● **Stored data entries**:
++++

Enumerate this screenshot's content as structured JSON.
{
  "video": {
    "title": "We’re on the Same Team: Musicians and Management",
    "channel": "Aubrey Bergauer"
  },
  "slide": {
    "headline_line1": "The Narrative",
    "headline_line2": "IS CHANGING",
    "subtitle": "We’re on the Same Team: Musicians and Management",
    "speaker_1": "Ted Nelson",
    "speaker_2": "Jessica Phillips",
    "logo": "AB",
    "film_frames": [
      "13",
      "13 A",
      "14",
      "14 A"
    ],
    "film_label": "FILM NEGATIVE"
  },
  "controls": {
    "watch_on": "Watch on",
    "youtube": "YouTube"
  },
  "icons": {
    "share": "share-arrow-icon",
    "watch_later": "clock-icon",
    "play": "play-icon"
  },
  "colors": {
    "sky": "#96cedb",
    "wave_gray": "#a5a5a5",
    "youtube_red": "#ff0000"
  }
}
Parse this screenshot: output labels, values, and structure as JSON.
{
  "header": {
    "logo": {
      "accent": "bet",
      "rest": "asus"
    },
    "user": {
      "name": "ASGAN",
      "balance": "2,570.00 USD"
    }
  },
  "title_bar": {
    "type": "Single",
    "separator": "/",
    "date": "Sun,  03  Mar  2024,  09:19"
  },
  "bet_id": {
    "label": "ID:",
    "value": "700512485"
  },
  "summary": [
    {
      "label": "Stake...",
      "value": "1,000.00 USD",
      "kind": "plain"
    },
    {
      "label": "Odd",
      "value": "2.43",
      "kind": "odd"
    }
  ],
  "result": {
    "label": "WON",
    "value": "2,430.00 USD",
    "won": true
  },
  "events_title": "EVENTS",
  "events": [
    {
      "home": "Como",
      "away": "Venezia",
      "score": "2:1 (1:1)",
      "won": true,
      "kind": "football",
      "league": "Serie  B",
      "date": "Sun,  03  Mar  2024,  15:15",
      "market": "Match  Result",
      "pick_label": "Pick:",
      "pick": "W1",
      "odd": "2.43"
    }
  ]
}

++++

● **Brief**: Count the lines of the material that include the word "screenshot", then report only the total.

● **Result below**: 2